### SET EXERCISE
Rewrite everything from the start of the records down to and including the line that contains "marker [710, 227, 722, 240]" as a numbered list, leaving out any blank lines.

--- START EXERCISE MATERIAL ---

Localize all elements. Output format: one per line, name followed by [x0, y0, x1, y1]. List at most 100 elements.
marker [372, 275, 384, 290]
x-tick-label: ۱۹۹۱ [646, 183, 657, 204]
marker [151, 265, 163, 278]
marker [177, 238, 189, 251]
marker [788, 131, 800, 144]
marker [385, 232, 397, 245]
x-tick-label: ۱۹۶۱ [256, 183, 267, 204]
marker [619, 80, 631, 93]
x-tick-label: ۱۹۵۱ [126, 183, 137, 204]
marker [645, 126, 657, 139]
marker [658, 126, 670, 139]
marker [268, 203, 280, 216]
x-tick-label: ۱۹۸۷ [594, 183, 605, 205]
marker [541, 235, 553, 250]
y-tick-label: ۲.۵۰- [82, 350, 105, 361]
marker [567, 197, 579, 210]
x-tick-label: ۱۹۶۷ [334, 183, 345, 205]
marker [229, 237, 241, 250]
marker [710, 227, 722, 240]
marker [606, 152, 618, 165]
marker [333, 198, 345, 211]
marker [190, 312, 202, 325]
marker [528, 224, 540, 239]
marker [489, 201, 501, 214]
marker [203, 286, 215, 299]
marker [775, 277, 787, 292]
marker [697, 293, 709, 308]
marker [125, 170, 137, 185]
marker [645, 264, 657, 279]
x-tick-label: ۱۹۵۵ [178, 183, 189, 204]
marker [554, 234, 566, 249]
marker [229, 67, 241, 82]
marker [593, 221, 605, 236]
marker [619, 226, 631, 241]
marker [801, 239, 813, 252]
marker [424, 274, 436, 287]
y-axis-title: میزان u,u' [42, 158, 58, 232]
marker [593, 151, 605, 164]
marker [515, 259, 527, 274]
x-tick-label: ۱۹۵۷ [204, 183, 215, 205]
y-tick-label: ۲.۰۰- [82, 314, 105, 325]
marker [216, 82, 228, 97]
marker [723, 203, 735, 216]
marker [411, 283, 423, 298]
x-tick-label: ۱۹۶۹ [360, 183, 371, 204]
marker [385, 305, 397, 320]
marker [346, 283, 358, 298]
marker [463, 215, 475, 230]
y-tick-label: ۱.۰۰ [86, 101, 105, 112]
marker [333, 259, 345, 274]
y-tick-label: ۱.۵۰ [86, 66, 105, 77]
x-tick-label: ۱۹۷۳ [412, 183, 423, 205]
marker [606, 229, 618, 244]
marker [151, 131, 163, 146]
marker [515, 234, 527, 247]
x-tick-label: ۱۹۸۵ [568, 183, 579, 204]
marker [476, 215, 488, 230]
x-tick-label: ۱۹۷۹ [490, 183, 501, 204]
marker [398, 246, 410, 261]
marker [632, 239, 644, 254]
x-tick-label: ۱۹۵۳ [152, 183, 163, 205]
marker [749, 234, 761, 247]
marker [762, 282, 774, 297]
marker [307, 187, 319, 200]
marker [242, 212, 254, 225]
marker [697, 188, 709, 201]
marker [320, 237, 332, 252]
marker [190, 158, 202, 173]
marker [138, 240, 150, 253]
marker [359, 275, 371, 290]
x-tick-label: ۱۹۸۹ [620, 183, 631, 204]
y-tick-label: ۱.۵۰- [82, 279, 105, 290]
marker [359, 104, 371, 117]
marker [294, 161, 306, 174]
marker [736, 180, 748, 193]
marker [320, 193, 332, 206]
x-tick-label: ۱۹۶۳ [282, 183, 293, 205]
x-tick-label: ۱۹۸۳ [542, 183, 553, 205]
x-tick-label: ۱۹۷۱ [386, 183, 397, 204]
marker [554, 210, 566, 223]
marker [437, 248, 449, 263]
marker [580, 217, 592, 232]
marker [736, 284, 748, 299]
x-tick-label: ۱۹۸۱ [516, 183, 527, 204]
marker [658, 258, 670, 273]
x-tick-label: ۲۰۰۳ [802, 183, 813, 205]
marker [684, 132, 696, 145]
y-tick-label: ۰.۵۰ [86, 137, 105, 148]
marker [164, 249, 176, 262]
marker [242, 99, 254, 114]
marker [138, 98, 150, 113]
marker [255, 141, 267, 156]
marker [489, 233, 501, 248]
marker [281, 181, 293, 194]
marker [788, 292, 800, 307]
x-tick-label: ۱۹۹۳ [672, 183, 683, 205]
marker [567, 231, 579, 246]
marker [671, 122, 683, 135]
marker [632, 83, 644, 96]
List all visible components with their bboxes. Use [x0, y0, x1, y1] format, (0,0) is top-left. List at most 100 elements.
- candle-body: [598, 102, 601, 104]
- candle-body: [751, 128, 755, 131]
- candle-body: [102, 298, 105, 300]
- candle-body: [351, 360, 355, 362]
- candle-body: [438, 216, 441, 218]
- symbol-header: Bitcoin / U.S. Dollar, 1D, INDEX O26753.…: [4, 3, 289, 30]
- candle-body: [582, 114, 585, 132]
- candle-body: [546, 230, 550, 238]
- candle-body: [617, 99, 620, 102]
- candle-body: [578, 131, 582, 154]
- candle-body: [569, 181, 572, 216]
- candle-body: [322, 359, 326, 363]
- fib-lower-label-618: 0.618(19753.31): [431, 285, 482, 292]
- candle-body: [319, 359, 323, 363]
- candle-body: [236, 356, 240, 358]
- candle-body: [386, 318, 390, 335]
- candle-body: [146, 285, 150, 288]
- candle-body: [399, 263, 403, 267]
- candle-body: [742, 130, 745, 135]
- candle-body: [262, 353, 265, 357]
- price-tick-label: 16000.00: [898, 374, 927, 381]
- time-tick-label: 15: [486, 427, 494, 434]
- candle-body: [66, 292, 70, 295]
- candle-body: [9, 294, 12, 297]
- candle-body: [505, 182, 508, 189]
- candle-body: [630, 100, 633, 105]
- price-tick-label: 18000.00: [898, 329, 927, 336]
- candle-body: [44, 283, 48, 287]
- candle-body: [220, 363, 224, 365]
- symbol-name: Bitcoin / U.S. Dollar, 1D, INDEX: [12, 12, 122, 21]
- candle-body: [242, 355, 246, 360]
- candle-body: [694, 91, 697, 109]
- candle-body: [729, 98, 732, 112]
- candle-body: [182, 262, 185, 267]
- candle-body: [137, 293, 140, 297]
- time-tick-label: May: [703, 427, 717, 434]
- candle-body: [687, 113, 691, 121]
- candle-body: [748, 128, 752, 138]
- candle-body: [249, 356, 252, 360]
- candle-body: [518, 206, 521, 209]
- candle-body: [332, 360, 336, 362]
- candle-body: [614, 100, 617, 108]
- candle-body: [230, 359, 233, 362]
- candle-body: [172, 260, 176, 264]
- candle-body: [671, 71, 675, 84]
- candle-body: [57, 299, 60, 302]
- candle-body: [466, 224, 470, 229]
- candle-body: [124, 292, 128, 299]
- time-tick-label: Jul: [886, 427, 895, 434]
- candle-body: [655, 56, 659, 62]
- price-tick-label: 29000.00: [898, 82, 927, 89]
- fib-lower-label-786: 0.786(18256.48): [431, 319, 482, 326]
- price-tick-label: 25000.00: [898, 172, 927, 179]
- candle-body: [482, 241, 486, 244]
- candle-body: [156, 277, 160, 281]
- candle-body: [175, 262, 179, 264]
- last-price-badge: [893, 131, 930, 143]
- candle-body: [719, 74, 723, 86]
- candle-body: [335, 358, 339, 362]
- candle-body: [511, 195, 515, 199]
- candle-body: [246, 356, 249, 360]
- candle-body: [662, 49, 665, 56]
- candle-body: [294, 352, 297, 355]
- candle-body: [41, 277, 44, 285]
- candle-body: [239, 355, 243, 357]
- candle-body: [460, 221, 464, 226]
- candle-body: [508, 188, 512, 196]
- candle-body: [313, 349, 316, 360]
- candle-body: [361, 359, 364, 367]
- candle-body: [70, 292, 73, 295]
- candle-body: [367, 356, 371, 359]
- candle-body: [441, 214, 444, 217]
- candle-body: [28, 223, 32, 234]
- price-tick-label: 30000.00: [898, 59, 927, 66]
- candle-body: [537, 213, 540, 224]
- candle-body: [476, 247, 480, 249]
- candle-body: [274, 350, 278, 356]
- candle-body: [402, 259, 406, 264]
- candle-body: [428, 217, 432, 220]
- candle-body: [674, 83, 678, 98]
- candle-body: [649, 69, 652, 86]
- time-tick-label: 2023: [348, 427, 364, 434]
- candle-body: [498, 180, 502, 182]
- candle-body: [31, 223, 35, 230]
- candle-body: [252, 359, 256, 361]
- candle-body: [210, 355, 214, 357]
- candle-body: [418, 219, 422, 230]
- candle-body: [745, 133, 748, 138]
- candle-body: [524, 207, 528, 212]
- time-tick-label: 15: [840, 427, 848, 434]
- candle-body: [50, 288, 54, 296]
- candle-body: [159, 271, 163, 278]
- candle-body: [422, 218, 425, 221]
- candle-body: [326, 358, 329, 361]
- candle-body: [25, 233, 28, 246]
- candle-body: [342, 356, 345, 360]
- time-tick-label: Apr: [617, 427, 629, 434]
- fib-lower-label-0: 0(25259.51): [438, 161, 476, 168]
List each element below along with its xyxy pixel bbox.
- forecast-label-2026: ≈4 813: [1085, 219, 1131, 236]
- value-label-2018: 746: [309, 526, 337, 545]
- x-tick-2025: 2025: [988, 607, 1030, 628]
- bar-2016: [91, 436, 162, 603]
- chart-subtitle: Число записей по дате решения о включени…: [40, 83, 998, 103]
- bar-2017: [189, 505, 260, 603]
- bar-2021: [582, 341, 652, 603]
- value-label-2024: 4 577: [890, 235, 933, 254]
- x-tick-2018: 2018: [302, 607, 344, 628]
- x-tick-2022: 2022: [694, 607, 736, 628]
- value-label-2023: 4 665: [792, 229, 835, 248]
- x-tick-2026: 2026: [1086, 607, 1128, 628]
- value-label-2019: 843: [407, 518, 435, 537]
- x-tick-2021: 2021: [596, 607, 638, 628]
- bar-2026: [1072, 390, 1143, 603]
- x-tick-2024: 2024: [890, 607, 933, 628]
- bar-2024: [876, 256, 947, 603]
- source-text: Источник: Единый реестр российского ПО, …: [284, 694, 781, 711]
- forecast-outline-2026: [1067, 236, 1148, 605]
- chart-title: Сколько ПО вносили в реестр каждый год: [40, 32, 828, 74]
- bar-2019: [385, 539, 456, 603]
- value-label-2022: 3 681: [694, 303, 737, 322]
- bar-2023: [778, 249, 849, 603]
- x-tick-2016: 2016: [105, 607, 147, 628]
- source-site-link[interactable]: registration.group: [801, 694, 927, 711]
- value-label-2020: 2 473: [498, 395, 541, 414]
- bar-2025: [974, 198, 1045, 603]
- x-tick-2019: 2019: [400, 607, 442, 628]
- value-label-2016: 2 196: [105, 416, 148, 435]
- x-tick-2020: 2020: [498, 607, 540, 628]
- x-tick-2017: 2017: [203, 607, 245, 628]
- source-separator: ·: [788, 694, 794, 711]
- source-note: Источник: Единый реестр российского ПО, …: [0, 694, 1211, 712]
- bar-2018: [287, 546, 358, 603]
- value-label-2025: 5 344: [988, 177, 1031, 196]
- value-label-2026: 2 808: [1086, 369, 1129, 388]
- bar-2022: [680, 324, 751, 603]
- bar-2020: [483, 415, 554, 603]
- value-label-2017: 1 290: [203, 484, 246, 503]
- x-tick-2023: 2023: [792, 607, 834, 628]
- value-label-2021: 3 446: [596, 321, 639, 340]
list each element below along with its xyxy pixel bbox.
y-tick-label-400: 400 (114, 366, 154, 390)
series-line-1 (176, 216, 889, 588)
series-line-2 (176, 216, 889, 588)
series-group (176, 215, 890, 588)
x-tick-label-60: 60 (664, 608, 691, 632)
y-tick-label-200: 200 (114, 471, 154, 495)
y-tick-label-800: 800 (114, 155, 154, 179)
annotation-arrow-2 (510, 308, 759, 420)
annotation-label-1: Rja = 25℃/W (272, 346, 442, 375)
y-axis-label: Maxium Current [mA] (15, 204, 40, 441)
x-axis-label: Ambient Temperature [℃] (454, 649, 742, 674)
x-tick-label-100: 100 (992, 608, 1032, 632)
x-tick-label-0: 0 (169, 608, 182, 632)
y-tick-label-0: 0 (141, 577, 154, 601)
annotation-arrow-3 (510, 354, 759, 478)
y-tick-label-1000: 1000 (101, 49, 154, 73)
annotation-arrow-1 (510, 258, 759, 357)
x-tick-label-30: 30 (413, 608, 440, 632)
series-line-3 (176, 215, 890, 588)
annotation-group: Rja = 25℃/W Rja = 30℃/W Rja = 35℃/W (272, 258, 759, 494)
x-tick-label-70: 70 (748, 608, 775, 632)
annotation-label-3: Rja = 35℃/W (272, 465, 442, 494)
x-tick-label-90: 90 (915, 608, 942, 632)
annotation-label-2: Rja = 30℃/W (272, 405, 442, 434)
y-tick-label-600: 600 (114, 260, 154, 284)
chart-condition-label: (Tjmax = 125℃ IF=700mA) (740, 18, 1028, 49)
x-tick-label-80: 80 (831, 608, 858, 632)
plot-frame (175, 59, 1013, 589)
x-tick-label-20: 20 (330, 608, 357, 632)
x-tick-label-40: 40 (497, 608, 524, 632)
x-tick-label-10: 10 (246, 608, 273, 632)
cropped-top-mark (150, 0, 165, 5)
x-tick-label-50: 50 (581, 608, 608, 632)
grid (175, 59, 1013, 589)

--- END EXERCISE MATERIAL ---

### THE RESPONSE
1. Localize all elements. Output format: one per line, name followed by [x0, y0, x1, y1]. List at most 100 elements.
2. marker [372, 275, 384, 290]
3. x-tick-label: ۱۹۹۱ [646, 183, 657, 204]
4. marker [151, 265, 163, 278]
5. marker [177, 238, 189, 251]
6. marker [788, 131, 800, 144]
7. marker [385, 232, 397, 245]
8. x-tick-label: ۱۹۶۱ [256, 183, 267, 204]
9. marker [619, 80, 631, 93]
10. x-tick-label: ۱۹۵۱ [126, 183, 137, 204]
11. marker [645, 126, 657, 139]
12. marker [658, 126, 670, 139]
13. marker [268, 203, 280, 216]
14. x-tick-label: ۱۹۸۷ [594, 183, 605, 205]
15. marker [541, 235, 553, 250]
16. y-tick-label: ۲.۵۰- [82, 350, 105, 361]
17. marker [567, 197, 579, 210]
18. x-tick-label: ۱۹۶۷ [334, 183, 345, 205]
19. marker [229, 237, 241, 250]
20. marker [710, 227, 722, 240]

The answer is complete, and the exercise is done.